Exercise task — Skip every picture and transcribe the remaining material exactly.

====

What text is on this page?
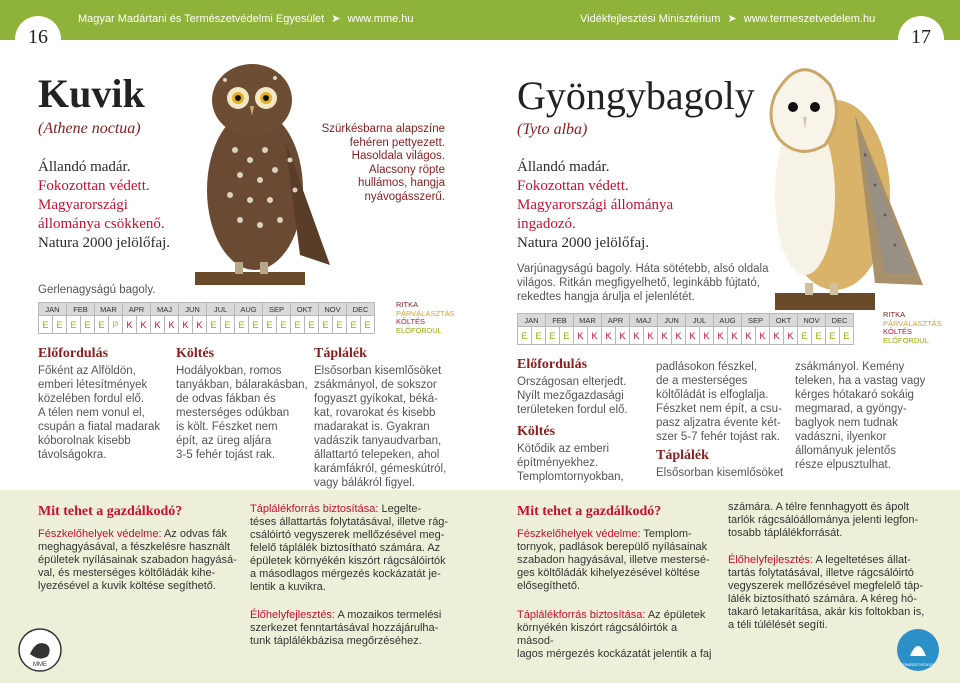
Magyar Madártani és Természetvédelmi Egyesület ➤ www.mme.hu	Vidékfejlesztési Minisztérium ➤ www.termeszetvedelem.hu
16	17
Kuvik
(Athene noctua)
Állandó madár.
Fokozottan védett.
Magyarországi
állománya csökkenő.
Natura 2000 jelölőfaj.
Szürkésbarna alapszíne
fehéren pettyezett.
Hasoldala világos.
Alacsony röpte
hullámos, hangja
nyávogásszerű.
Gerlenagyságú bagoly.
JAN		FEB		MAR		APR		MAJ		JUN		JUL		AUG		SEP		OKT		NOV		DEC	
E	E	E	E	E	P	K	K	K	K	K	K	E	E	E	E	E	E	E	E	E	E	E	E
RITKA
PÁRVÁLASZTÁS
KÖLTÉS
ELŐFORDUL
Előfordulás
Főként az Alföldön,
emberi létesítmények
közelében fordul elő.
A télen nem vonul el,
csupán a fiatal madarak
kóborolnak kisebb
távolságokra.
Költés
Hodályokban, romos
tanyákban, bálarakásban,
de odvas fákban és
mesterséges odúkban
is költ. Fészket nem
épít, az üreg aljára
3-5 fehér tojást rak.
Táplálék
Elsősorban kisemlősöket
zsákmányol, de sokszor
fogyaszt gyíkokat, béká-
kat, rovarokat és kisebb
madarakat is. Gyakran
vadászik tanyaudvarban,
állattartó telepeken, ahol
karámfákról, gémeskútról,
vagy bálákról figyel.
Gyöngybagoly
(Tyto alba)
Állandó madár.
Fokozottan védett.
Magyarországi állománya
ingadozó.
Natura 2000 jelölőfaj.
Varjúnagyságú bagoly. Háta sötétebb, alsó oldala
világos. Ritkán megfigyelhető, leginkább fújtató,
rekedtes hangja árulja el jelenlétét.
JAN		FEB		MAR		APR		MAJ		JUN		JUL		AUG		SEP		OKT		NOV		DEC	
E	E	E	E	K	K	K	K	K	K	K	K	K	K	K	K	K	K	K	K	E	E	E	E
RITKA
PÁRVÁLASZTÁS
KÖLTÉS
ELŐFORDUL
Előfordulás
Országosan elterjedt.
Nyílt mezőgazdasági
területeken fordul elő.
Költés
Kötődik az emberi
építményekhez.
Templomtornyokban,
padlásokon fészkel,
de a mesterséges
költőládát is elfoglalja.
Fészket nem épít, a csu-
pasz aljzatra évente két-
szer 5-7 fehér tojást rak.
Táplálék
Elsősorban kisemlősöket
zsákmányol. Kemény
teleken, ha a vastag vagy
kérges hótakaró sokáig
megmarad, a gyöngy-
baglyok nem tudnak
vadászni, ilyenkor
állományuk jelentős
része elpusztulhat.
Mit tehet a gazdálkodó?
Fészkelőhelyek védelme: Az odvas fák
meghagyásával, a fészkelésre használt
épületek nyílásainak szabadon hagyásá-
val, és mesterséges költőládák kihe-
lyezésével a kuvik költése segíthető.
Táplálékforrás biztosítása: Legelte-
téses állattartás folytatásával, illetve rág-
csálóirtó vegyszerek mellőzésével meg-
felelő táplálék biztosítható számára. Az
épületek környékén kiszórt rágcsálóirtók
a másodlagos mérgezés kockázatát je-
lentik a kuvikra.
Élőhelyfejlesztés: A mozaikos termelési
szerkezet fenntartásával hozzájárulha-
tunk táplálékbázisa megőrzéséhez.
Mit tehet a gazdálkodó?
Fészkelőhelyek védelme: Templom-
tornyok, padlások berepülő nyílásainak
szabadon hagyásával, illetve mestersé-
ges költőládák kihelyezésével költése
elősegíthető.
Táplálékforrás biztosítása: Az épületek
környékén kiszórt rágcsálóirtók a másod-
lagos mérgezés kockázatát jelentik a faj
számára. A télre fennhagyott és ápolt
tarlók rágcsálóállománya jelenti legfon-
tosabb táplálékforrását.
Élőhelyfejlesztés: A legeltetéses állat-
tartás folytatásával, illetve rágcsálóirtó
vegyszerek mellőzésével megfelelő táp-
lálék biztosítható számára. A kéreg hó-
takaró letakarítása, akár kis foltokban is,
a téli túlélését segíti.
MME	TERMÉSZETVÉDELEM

====

Response —
What text is on this page?
Magyar Madártani és Természetvédelmi Egyesület ➤ www.mme.hu	Vidékfejlesztési Minisztérium ➤ www.termeszetvedelem.hu
16	17
Kuvik
(Athene noctua)
Állandó madár.
Fokozottan védett.
Magyarországi
állománya csökkenő.
Natura 2000 jelölőfaj.
Szürkésbarna alapszíne
fehéren pettyezett.
Hasoldala világos.
Alacsony röpte
hullámos, hangja
nyávogásszerű.
Gerlenagyságú bagoly.
JAN		FEB		MAR		APR		MAJ		JUN		JUL		AUG		SEP		OKT		NOV		DEC	
E	E	E	E	E	P	K	K	K	K	K	K	E	E	E	E	E	E	E	E	E	E	E	E
RITKA
PÁRVÁLASZTÁS
KÖLTÉS
ELŐFORDUL
Előfordulás
Főként az Alföldön,
emberi létesítmények
közelében fordul elő.
A télen nem vonul el,
csupán a fiatal madarak
kóborolnak kisebb
távolságokra.
Költés
Hodályokban, romos
tanyákban, bálarakásban,
de odvas fákban és
mesterséges odúkban
is költ. Fészket nem
épít, az üreg aljára
3-5 fehér tojást rak.
Táplálék
Elsősorban kisemlősöket
zsákmányol, de sokszor
fogyaszt gyíkokat, béká-
kat, rovarokat és kisebb
madarakat is. Gyakran
vadászik tanyaudvarban,
állattartó telepeken, ahol
karámfákról, gémeskútról,
vagy bálákról figyel.
Gyöngybagoly
(Tyto alba)
Állandó madár.
Fokozottan védett.
Magyarországi állománya
ingadozó.
Natura 2000 jelölőfaj.
Varjúnagyságú bagoly. Háta sötétebb, alsó oldala
világos. Ritkán megfigyelhető, leginkább fújtató,
rekedtes hangja árulja el jelenlétét.
JAN		FEB		MAR		APR		MAJ		JUN		JUL		AUG		SEP		OKT		NOV		DEC	
E	E	E	E	K	K	K	K	K	K	K	K	K	K	K	K	K	K	K	K	E	E	E	E
RITKA
PÁRVÁLASZTÁS
KÖLTÉS
ELŐFORDUL
Előfordulás
Országosan elterjedt.
Nyílt mezőgazdasági
területeken fordul elő.
Költés
Kötődik az emberi
építményekhez.
Templomtornyokban,
padlásokon fészkel,
de a mesterséges
költőládát is elfoglalja.
Fészket nem épít, a csu-
pasz aljzatra évente két-
szer 5-7 fehér tojást rak.
Táplálék
Elsősorban kisemlősöket
zsákmányol. Kemény
teleken, ha a vastag vagy
kérges hótakaró sokáig
megmarad, a gyöngy-
baglyok nem tudnak
vadászni, ilyenkor
állományuk jelentős
része elpusztulhat.
Mit tehet a gazdálkodó?
Fészkelőhelyek védelme: Az odvas fák
meghagyásával, a fészkelésre használt
épületek nyílásainak szabadon hagyásá-
val, és mesterséges költőládák kihe-
lyezésével a kuvik költése segíthető.
Táplálékforrás biztosítása: Legelte-
téses állattartás folytatásával, illetve rág-
csálóirtó vegyszerek mellőzésével meg-
felelő táplálék biztosítható számára. Az
épületek környékén kiszórt rágcsálóirtók
a másodlagos mérgezés kockázatát je-
lentik a kuvikra.
Élőhelyfejlesztés: A mozaikos termelési
szerkezet fenntartásával hozzájárulha-
tunk táplálékbázisa megőrzéséhez.
Mit tehet a gazdálkodó?
Fészkelőhelyek védelme: Templom-
tornyok, padlások berepülő nyílásainak
szabadon hagyásával, illetve mestersé-
ges költőládák kihelyezésével költése
elősegíthető.
Táplálékforrás biztosítása: Az épületek
környékén kiszórt rágcsálóirtók a másod-
lagos mérgezés kockázatát jelentik a faj
számára. A télre fennhagyott és ápolt
tarlók rágcsálóállománya jelenti legfon-
tosabb táplálékforrását.
Élőhelyfejlesztés: A legeltetéses állat-
tartás folytatásával, illetve rágcsálóirtó
vegyszerek mellőzésével megfelelő táp-
lálék biztosítható számára. A kéreg hó-
takaró letakarítása, akár kis foltokban is,
a téli túlélését segíti.
MME	TERMÉSZETVÉDELEM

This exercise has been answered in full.